▶ **The data**:
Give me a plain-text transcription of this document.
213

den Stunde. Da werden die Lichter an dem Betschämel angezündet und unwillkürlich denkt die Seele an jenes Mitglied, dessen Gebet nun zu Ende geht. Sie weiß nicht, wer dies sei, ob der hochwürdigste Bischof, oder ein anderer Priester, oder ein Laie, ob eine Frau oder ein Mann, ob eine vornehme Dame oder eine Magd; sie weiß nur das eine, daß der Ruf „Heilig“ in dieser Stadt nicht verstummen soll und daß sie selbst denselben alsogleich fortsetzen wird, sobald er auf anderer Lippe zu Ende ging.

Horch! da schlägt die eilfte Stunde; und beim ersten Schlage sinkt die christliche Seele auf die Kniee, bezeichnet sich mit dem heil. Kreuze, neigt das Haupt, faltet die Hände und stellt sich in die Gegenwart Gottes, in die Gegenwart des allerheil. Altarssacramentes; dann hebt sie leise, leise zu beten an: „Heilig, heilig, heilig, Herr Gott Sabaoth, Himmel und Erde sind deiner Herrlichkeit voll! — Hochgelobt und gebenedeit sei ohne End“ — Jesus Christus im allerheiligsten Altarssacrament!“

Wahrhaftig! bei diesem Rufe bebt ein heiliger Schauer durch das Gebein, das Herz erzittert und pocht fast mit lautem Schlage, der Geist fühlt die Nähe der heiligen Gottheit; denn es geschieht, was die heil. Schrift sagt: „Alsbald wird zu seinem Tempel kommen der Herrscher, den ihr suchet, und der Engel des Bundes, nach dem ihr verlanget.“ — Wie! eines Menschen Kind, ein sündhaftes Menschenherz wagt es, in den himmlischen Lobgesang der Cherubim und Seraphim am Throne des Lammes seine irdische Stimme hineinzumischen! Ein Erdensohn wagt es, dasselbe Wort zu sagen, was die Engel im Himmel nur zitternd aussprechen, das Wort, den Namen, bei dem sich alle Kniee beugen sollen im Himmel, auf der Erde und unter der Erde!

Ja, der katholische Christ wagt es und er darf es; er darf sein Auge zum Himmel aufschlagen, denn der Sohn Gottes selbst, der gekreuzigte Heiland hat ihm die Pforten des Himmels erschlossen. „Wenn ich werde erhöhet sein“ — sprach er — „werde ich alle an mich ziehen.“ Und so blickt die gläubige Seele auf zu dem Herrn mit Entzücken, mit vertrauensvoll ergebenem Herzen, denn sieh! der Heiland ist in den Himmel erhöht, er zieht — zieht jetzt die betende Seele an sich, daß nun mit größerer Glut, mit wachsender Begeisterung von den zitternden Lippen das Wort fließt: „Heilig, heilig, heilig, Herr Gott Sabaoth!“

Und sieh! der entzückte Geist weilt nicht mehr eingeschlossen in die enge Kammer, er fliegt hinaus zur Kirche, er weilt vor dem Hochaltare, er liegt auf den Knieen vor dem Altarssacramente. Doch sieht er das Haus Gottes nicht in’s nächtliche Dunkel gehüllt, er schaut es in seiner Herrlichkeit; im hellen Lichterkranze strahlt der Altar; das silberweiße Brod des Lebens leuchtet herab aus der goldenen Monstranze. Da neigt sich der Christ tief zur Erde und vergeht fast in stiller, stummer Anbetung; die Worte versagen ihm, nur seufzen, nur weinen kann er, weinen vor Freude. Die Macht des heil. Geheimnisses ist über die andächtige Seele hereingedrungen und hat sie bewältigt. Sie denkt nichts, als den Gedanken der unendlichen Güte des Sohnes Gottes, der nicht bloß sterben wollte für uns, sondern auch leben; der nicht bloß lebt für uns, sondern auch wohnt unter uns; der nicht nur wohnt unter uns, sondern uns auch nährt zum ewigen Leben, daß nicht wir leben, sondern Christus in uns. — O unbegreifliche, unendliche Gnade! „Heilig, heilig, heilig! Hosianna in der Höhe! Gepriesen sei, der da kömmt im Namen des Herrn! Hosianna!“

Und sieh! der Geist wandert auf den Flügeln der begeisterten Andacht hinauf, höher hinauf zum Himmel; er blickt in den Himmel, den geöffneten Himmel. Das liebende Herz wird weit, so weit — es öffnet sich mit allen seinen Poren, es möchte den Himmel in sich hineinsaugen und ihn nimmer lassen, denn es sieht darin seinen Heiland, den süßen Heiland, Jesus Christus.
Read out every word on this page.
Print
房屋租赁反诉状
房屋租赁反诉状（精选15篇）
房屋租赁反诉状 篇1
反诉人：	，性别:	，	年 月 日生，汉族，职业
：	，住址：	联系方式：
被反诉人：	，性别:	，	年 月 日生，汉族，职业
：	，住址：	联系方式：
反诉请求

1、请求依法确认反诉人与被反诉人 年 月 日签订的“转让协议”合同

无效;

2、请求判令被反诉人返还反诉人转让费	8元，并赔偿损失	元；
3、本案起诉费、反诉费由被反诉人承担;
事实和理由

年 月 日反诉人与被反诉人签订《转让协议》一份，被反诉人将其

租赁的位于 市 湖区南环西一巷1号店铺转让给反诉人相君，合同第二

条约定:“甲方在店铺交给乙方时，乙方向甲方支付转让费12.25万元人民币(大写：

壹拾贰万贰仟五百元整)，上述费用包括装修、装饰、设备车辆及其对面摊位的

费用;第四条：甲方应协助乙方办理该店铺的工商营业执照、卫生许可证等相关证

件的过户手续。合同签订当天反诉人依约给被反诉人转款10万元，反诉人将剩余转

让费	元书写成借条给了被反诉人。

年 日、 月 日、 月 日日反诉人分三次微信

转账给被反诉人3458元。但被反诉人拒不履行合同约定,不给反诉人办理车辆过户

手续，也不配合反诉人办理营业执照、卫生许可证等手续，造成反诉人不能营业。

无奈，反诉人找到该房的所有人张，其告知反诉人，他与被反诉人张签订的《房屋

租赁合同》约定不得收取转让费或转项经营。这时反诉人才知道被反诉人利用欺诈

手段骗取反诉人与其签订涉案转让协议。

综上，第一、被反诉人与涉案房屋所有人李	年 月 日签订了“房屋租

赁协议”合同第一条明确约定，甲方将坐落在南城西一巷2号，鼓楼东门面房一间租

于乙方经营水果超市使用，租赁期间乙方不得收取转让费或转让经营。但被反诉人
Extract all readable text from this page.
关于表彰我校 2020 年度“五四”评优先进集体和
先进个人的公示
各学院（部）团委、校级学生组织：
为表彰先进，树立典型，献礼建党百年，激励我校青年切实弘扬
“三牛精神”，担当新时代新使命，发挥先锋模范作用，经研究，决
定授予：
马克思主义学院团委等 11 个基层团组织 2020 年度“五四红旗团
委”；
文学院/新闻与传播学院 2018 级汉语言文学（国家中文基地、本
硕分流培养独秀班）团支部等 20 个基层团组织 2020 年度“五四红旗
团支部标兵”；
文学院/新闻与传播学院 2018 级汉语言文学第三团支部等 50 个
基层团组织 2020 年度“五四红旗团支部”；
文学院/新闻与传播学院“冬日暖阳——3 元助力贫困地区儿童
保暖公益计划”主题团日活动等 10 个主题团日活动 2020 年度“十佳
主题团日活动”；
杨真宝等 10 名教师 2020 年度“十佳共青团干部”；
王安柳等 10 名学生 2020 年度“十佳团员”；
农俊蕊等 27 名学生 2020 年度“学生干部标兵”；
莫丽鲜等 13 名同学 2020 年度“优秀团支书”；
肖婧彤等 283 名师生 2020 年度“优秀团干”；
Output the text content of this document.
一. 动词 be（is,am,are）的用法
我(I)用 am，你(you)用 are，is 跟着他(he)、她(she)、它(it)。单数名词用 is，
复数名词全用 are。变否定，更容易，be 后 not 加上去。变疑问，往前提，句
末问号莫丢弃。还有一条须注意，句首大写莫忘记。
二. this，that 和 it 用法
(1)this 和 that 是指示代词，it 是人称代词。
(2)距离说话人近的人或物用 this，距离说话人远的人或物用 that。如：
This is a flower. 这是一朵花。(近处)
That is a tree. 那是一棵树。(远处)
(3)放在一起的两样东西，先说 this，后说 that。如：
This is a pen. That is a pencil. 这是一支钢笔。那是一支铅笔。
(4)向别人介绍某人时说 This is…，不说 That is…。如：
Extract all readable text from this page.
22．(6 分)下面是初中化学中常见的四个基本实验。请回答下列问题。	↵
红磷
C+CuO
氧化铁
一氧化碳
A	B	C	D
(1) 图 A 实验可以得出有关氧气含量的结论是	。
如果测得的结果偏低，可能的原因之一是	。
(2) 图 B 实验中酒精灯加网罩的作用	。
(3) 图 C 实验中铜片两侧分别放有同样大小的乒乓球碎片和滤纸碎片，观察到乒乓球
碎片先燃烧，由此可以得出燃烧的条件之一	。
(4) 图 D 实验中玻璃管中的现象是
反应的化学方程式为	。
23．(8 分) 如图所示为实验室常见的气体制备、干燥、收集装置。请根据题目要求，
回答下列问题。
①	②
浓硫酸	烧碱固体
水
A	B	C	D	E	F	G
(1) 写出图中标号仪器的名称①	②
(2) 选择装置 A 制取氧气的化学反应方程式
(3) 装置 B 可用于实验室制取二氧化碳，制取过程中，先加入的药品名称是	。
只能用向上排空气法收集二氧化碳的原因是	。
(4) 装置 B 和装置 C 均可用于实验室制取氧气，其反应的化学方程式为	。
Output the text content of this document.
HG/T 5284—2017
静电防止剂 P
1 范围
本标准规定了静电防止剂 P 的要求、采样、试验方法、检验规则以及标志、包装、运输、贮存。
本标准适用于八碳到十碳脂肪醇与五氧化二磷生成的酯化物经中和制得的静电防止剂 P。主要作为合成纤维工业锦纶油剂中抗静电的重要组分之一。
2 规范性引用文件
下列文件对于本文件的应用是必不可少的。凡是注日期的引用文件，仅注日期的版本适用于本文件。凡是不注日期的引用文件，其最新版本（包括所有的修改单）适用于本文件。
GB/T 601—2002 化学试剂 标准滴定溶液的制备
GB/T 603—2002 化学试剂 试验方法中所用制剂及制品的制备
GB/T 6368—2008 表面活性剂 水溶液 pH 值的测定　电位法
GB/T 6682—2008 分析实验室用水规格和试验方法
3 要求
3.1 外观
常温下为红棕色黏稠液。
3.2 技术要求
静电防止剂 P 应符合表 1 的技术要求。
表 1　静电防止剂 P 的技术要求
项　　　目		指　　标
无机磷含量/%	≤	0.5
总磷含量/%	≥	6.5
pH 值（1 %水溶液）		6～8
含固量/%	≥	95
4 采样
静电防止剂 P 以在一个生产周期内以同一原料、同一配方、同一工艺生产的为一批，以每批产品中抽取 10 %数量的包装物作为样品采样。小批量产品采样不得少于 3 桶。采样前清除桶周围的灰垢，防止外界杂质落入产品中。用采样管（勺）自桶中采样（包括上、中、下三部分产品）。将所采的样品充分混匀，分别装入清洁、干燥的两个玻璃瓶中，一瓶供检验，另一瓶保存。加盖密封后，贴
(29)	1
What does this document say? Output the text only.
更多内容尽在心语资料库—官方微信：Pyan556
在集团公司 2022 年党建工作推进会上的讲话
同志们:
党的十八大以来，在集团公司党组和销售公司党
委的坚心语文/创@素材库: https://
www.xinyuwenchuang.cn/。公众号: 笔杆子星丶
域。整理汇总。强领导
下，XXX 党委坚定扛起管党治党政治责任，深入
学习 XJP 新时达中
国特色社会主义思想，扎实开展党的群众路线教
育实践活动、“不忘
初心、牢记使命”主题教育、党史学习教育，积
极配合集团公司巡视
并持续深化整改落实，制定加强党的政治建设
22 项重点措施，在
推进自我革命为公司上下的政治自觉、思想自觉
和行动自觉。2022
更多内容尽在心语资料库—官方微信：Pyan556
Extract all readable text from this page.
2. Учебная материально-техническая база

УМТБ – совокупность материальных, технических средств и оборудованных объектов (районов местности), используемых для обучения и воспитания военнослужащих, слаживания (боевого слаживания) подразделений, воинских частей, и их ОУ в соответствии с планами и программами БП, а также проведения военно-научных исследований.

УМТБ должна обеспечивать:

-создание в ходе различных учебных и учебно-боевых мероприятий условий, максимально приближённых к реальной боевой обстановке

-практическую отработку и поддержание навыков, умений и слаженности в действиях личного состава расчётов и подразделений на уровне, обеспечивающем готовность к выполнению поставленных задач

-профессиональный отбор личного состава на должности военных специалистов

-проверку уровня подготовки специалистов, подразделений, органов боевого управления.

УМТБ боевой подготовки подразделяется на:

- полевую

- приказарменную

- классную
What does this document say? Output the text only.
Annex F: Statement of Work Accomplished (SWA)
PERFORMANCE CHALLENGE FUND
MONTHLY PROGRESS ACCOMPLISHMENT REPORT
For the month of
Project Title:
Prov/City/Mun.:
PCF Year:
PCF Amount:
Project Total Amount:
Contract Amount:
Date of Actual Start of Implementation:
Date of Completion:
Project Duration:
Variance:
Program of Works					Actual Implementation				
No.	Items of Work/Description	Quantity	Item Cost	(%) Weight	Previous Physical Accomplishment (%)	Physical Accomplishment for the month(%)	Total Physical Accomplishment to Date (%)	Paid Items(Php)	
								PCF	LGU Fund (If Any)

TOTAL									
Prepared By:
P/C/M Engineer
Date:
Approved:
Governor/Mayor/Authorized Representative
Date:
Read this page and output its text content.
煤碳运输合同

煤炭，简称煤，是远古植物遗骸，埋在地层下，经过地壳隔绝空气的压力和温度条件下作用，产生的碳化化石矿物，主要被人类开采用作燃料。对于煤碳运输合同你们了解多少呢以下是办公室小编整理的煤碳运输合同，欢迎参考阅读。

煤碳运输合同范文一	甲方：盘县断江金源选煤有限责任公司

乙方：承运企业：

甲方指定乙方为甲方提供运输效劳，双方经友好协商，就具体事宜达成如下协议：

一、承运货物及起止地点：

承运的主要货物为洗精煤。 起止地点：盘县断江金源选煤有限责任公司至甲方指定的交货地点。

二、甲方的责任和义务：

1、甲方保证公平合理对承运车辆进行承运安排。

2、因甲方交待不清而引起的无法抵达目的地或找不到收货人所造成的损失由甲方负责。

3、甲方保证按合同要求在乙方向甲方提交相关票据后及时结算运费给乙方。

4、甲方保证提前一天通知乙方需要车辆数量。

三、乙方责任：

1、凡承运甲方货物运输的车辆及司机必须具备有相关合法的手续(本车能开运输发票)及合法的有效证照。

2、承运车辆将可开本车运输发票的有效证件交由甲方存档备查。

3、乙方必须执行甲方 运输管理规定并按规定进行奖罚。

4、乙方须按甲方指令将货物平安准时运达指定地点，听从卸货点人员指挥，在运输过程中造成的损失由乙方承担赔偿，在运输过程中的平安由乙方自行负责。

▶ **Exercise**: Pick out and copy the lines of the entries that hold the string "Implementation".

▶ **Task answer**:
Date of Actual Start of Implementation:
Program of Works					Actual Implementation				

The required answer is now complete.